Please copy every line of the records below that holds the word "Healthy".

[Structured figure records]
** start **

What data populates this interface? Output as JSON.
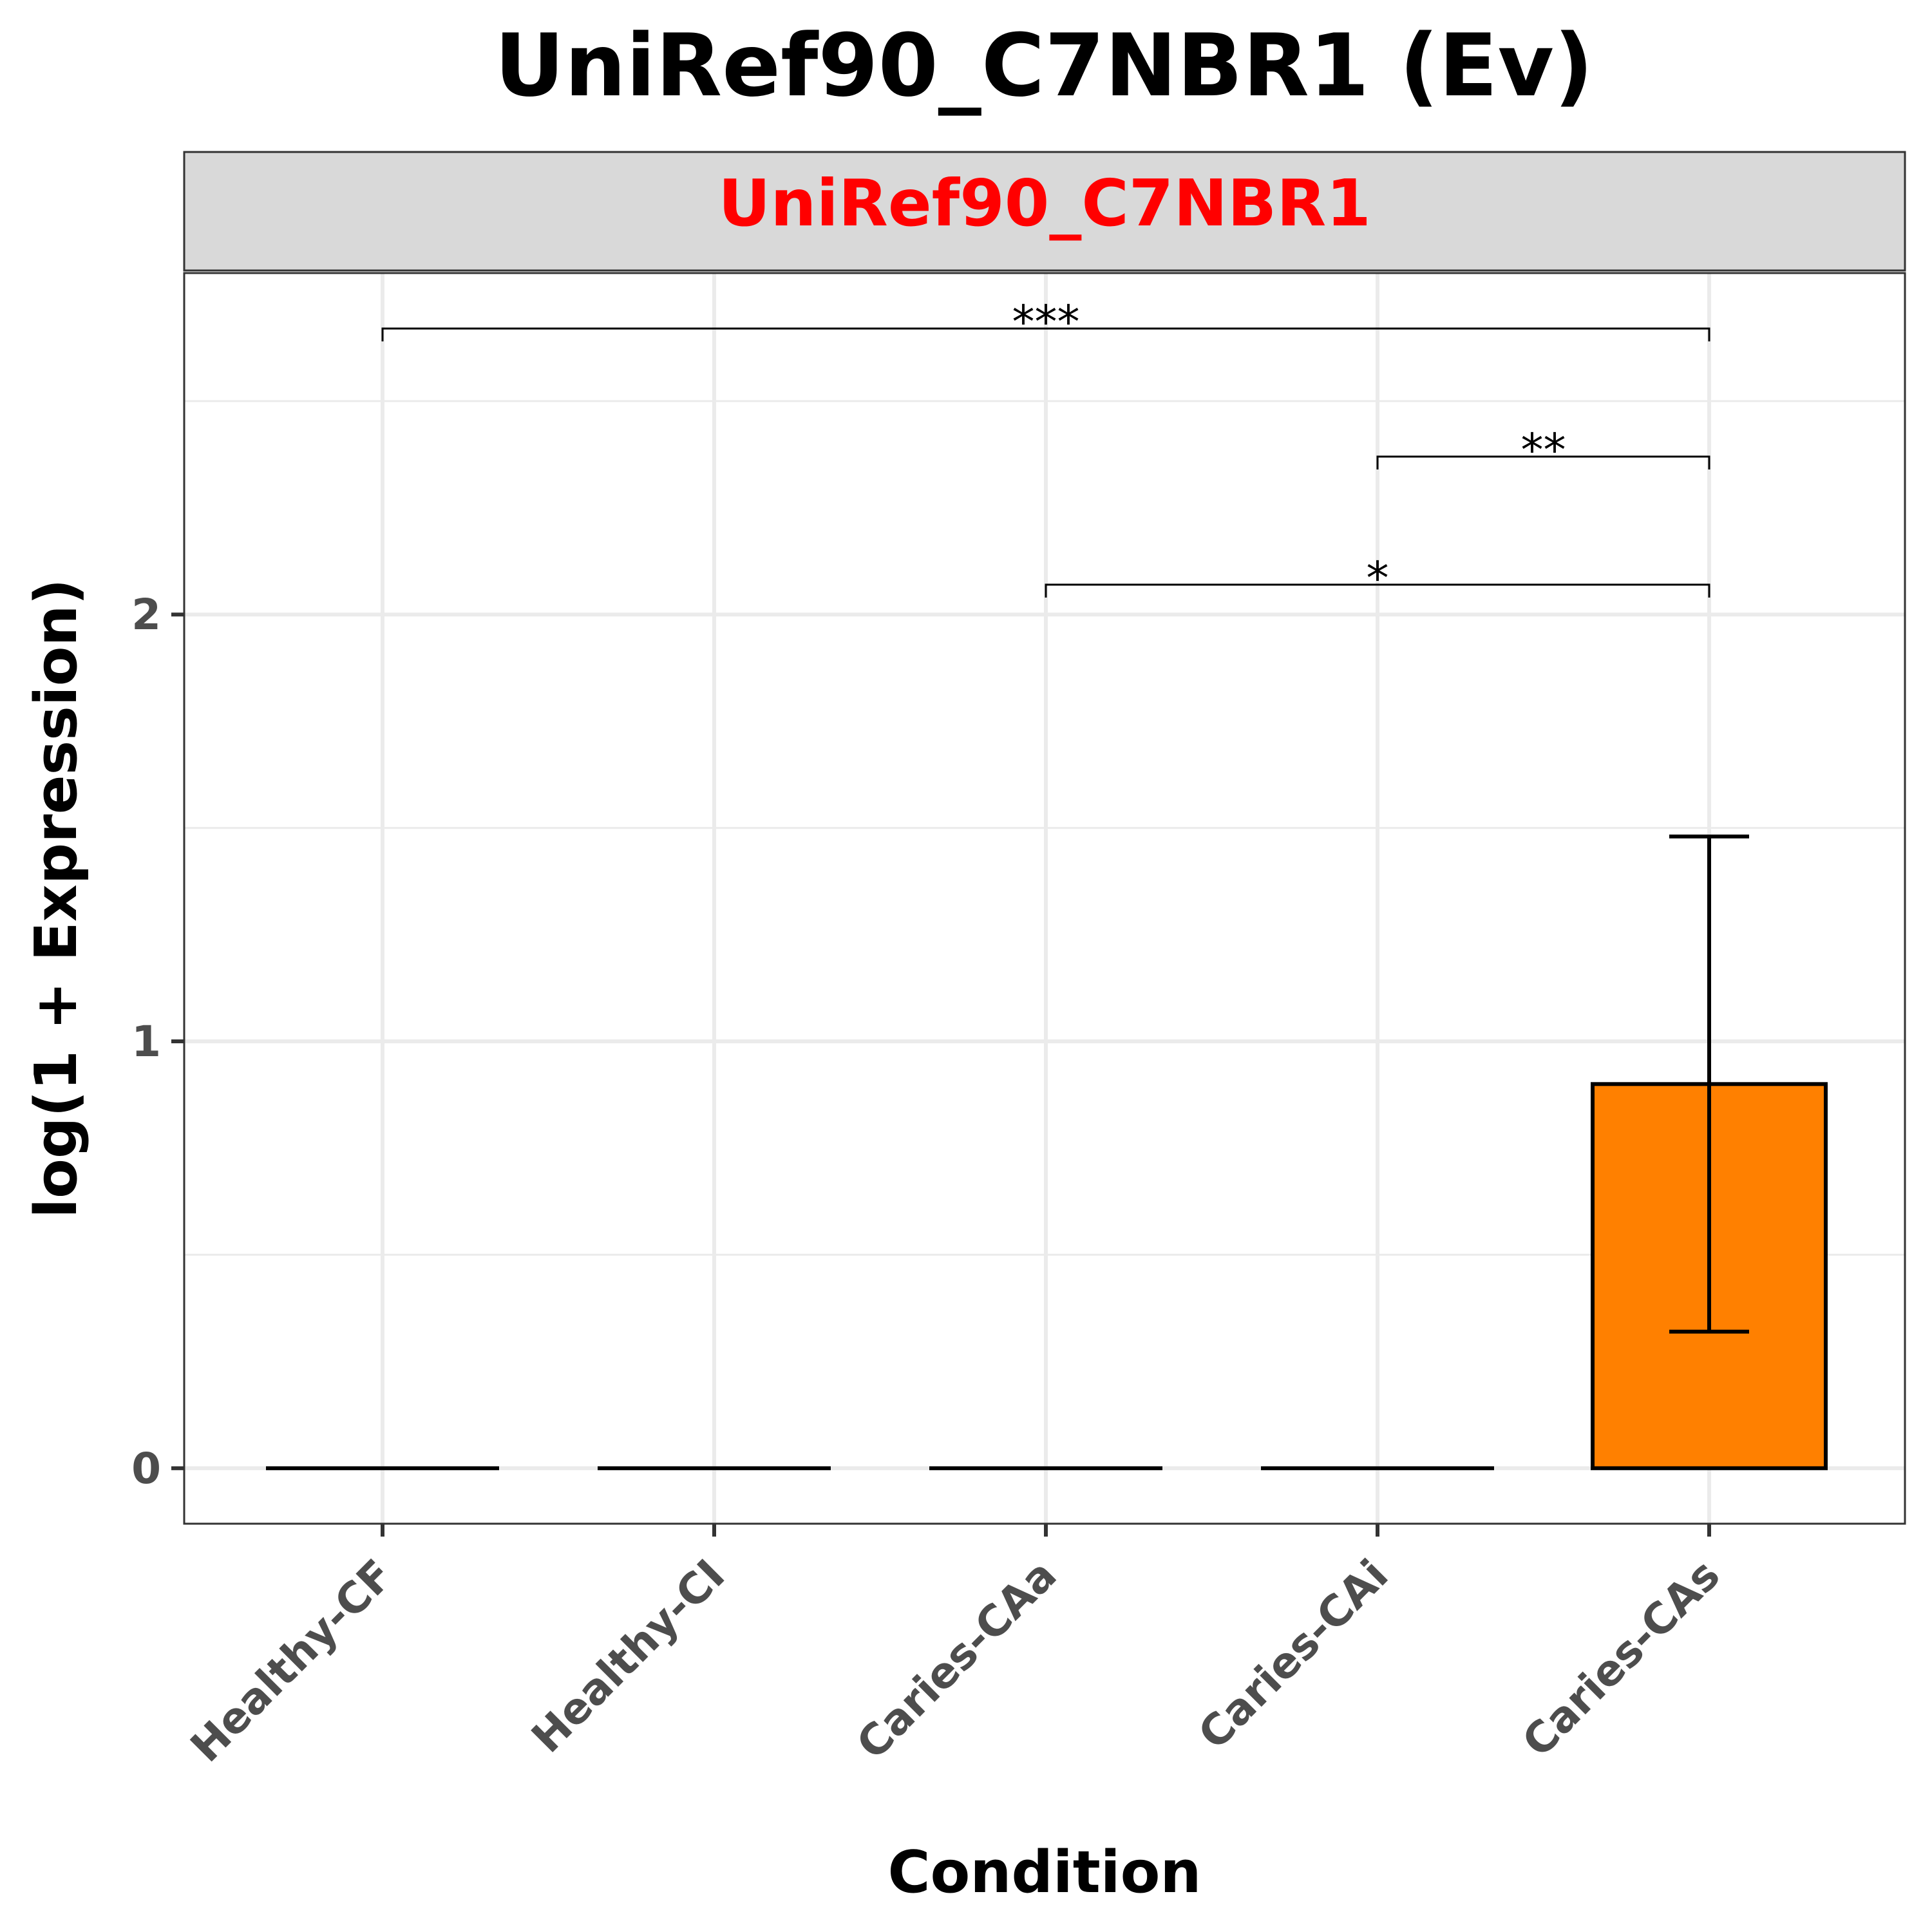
{
  "chart_data": {
    "type": "bar",
    "title": "UniRef90_C7NBR1 (Ev)",
    "facet_label": "UniRef90_C7NBR1",
    "xlabel": "Condition",
    "ylabel": "log(1 + Expression)",
    "categories": [
      "Healthy-CF",
      "Healthy-CI",
      "Caries-CAa",
      "Caries-CAi",
      "Caries-CAs"
    ],
    "values": [
      0,
      0,
      0,
      0,
      0.9
    ],
    "error_bars": [
      {
        "category": "Caries-CAs",
        "low": 0.32,
        "high": 1.48
      }
    ],
    "ylim": [
      -0.13,
      2.8
    ],
    "yticks": [
      "0",
      "1",
      "2"
    ],
    "grid": true,
    "significance": [
      {
        "from": "Healthy-CF",
        "to": "Caries-CAs",
        "label": "***",
        "y": 2.67
      },
      {
        "from": "Caries-CAi",
        "to": "Caries-CAs",
        "label": "**",
        "y": 2.37
      },
      {
        "from": "Caries-CAa",
        "to": "Caries-CAs",
        "label": "*",
        "y": 2.07
      }
    ],
    "colors": {
      "bar_fill": "#ff8000",
      "bar_stroke": "#000000",
      "strip_fill": "#d9d9d9",
      "strip_text": "#ff0000",
      "grid": "#ebebeb",
      "panel_border": "#333333"
    }
  }
}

** end **

## Task output
      "Healthy-CF",
      "Healthy-CI",
        "from": "Healthy-CF",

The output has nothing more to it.